▸ PROVIDED RECORDS:
++++++
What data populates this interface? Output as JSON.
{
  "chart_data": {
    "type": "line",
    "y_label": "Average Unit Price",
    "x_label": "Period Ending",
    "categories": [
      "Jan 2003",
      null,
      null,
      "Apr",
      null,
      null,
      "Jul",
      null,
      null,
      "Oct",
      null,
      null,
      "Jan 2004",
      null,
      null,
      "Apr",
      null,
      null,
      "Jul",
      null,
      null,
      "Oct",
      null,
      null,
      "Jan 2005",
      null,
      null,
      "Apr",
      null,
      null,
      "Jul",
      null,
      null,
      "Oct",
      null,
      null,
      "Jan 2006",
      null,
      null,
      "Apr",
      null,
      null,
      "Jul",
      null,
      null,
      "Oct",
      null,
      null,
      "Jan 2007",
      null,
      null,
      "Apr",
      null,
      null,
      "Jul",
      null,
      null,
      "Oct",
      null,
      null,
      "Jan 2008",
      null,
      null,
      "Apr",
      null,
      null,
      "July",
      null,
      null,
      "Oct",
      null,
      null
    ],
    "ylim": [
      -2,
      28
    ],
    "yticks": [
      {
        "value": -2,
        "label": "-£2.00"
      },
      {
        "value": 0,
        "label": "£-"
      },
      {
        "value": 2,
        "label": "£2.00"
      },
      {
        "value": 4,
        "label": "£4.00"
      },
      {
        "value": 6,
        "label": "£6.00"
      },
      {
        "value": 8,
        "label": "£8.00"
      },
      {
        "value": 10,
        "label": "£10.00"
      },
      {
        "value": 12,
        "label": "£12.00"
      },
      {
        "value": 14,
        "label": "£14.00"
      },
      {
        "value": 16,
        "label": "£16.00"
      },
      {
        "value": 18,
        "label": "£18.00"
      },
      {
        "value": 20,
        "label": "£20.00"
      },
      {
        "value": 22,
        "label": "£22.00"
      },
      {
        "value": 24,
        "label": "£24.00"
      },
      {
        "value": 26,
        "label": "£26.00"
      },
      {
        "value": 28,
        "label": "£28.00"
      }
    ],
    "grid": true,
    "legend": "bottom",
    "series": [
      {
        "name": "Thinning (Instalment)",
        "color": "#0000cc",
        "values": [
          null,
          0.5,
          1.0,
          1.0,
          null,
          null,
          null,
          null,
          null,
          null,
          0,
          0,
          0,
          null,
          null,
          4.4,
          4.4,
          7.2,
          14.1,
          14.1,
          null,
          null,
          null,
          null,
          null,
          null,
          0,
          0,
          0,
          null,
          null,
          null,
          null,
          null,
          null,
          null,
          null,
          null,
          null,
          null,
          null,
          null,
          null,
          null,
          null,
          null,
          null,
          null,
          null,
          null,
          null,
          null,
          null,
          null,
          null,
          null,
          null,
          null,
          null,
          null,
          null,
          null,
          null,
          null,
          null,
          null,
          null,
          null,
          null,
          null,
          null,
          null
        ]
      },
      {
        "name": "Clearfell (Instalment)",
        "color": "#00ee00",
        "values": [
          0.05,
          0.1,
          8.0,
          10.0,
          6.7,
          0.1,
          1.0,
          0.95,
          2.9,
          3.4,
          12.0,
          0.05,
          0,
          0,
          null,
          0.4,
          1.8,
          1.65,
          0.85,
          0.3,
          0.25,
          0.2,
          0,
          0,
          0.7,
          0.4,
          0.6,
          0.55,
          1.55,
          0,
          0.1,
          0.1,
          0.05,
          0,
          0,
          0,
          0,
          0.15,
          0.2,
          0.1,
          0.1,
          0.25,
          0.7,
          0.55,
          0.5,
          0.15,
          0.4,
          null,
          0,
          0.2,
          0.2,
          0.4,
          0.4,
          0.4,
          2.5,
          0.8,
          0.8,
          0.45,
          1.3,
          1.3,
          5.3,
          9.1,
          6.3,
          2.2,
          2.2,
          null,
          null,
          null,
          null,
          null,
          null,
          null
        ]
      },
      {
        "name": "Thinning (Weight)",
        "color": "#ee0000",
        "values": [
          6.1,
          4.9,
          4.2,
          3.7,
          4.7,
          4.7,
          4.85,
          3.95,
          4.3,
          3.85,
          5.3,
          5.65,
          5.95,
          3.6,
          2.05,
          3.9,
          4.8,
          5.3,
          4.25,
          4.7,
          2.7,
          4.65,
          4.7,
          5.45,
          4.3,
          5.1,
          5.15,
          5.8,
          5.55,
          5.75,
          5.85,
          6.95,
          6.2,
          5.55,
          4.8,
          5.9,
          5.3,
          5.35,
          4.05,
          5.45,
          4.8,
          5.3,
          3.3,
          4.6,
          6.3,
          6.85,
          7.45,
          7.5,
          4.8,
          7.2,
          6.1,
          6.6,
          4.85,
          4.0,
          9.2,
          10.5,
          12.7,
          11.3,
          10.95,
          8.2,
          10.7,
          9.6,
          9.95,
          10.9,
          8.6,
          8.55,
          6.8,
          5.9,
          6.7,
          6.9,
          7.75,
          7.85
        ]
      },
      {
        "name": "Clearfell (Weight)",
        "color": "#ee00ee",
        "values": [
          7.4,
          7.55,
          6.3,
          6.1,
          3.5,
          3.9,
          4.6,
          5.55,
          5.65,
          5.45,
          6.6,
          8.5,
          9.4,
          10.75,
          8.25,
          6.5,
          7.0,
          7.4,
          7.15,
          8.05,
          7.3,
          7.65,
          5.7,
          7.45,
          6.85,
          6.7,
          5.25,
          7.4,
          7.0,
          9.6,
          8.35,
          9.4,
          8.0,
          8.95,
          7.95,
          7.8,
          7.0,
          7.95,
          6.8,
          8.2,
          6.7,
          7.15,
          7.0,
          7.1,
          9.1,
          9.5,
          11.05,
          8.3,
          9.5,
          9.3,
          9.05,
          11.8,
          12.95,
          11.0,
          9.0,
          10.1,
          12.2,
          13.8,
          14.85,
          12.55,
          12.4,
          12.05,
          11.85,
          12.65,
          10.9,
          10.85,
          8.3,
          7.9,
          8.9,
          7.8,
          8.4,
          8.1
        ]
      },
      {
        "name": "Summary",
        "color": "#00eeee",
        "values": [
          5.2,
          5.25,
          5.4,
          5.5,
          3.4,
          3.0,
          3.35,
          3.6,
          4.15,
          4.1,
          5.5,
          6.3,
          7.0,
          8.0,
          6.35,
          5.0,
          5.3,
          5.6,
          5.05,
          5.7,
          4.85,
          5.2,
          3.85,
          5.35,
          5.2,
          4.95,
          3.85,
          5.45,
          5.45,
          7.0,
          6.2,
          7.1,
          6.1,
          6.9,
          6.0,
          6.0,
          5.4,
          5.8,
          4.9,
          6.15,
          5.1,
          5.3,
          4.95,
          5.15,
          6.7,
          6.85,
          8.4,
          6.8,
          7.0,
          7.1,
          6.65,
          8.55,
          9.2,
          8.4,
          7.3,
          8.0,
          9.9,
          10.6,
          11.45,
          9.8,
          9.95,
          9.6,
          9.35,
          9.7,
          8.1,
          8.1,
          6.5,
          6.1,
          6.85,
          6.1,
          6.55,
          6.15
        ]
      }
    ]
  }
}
++++++
Recopy all the lines exactly as they appear.

What data populates this interface? Output as JSON.
{
  "chart_data": {
    "type": "line",
    "y_label": "Average Unit Price",
    "x_label": "Period Ending",
    "categories": [
      "Jan 2003",
      null,
      null,
      "Apr",
      null,
      null,
      "Jul",
      null,
      null,
      "Oct",
      null,
      null,
      "Jan 2004",
      null,
      null,
      "Apr",
      null,
      null,
      "Jul",
      null,
      null,
      "Oct",
      null,
      null,
      "Jan 2005",
      null,
      null,
      "Apr",
      null,
      null,
      "Jul",
      null,
      null,
      "Oct",
      null,
      null,
      "Jan 2006",
      null,
      null,
      "Apr",
      null,
      null,
      "Jul",
      null,
      null,
      "Oct",
      null,
      null,
      "Jan 2007",
      null,
      null,
      "Apr",
      null,
      null,
      "Jul",
      null,
      null,
      "Oct",
      null,
      null,
      "Jan 2008",
      null,
      null,
      "Apr",
      null,
      null,
      "July",
      null,
      null,
      "Oct",
      null,
      null
    ],
    "ylim": [
      -2,
      28
    ],
    "yticks": [
      {
        "value": -2,
        "label": "-£2.00"
      },
      {
        "value": 0,
        "label": "£-"
      },
      {
        "value": 2,
        "label": "£2.00"
      },
      {
        "value": 4,
        "label": "£4.00"
      },
      {
        "value": 6,
        "label": "£6.00"
      },
      {
        "value": 8,
        "label": "£8.00"
      },
      {
        "value": 10,
        "label": "£10.00"
      },
      {
        "value": 12,
        "label": "£12.00"
      },
      {
        "value": 14,
        "label": "£14.00"
      },
      {
        "value": 16,
        "label": "£16.00"
      },
      {
        "value": 18,
        "label": "£18.00"
      },
      {
        "value": 20,
        "label": "£20.00"
      },
      {
        "value": 22,
        "label": "£22.00"
      },
      {
        "value": 24,
        "label": "£24.00"
      },
      {
        "value": 26,
        "label": "£26.00"
      },
      {
        "value": 28,
        "label": "£28.00"
      }
    ],
    "grid": true,
    "legend": "bottom",
    "series": [
      {
        "name": "Thinning (Instalment)",
        "color": "#0000cc",
        "values": [
          null,
          0.5,
          1.0,
          1.0,
          null,
          null,
          null,
          null,
          null,
          null,
          0,
          0,
          0,
          null,
          null,
          4.4,
          4.4,
          7.2,
          14.1,
          14.1,
          null,
          null,
          null,
          null,
          null,
          null,
          0,
          0,
          0,
          null,
          null,
          null,
          null,
          null,
          null,
          null,
          null,
          null,
          null,
          null,
          null,
          null,
          null,
          null,
          null,
          null,
          null,
          null,
          null,
          null,
          null,
          null,
          null,
          null,
          null,
          null,
          null,
          null,
          null,
          null,
          null,
          null,
          null,
          null,
          null,
          null,
          null,
          null,
          null,
          null,
          null,
          null
        ]
      },
      {
        "name": "Clearfell (Instalment)",
        "color": "#00ee00",
        "values": [
          0.05,
          0.1,
          8.0,
          10.0,
          6.7,
          0.1,
          1.0,
          0.95,
          2.9,
          3.4,
          12.0,
          0.05,
          0,
          0,
          null,
          0.4,
          1.8,
          1.65,
          0.85,
          0.3,
          0.25,
          0.2,
          0,
          0,
          0.7,
          0.4,
          0.6,
          0.55,
          1.55,
          0,
          0.1,
          0.1,
          0.05,
          0,
          0,
          0,
          0,
          0.15,
          0.2,
          0.1,
          0.1,
          0.25,
          0.7,
          0.55,
          0.5,
          0.15,
          0.4,
          null,
          0,
          0.2,
          0.2,
          0.4,
          0.4,
          0.4,
          2.5,
          0.8,
          0.8,
          0.45,
          1.3,
          1.3,
          5.3,
          9.1,
          6.3,
          2.2,
          2.2,
          null,
          null,
          null,
          null,
          null,
          null,
          null
        ]
      },
      {
        "name": "Thinning (Weight)",
        "color": "#ee0000",
        "values": [
          6.1,
          4.9,
          4.2,
          3.7,
          4.7,
          4.7,
          4.85,
          3.95,
          4.3,
          3.85,
          5.3,
          5.65,
          5.95,
          3.6,
          2.05,
          3.9,
          4.8,
          5.3,
          4.25,
          4.7,
          2.7,
          4.65,
          4.7,
          5.45,
          4.3,
          5.1,
          5.15,
          5.8,
          5.55,
          5.75,
          5.85,
          6.95,
          6.2,
          5.55,
          4.8,
          5.9,
          5.3,
          5.35,
          4.05,
          5.45,
          4.8,
          5.3,
          3.3,
          4.6,
          6.3,
          6.85,
          7.45,
          7.5,
          4.8,
          7.2,
          6.1,
          6.6,
          4.85,
          4.0,
          9.2,
          10.5,
          12.7,
          11.3,
          10.95,
          8.2,
          10.7,
          9.6,
          9.95,
          10.9,
          8.6,
          8.55,
          6.8,
          5.9,
          6.7,
          6.9,
          7.75,
          7.85
        ]
      },
      {
        "name": "Clearfell (Weight)",
        "color": "#ee00ee",
        "values": [
          7.4,
          7.55,
          6.3,
          6.1,
          3.5,
          3.9,
          4.6,
          5.55,
          5.65,
          5.45,
          6.6,
          8.5,
          9.4,
          10.75,
          8.25,
          6.5,
          7.0,
          7.4,
          7.15,
          8.05,
          7.3,
          7.65,
          5.7,
          7.45,
          6.85,
          6.7,
          5.25,
          7.4,
          7.0,
          9.6,
          8.35,
          9.4,
          8.0,
          8.95,
          7.95,
          7.8,
          7.0,
          7.95,
          6.8,
          8.2,
          6.7,
          7.15,
          7.0,
          7.1,
          9.1,
          9.5,
          11.05,
          8.3,
          9.5,
          9.3,
          9.05,
          11.8,
          12.95,
          11.0,
          9.0,
          10.1,
          12.2,
          13.8,
          14.85,
          12.55,
          12.4,
          12.05,
          11.85,
          12.65,
          10.9,
          10.85,
          8.3,
          7.9,
          8.9,
          7.8,
          8.4,
          8.1
        ]
      },
      {
        "name": "Summary",
        "color": "#00eeee",
        "values": [
          5.2,
          5.25,
          5.4,
          5.5,
          3.4,
          3.0,
          3.35,
          3.6,
          4.15,
          4.1,
          5.5,
          6.3,
          7.0,
          8.0,
          6.35,
          5.0,
          5.3,
          5.6,
          5.05,
          5.7,
          4.85,
          5.2,
          3.85,
          5.35,
          5.2,
          4.95,
          3.85,
          5.45,
          5.45,
          7.0,
          6.2,
          7.1,
          6.1,
          6.9,
          6.0,
          6.0,
          5.4,
          5.8,
          4.9,
          6.15,
          5.1,
          5.3,
          4.95,
          5.15,
          6.7,
          6.85,
          8.4,
          6.8,
          7.0,
          7.1,
          6.65,
          8.55,
          9.2,
          8.4,
          7.3,
          8.0,
          9.9,
          10.6,
          11.45,
          9.8,
          9.95,
          9.6,
          9.35,
          9.7,
          8.1,
          8.1,
          6.5,
          6.1,
          6.85,
          6.1,
          6.55,
          6.15
        ]
      }
    ]
  }
}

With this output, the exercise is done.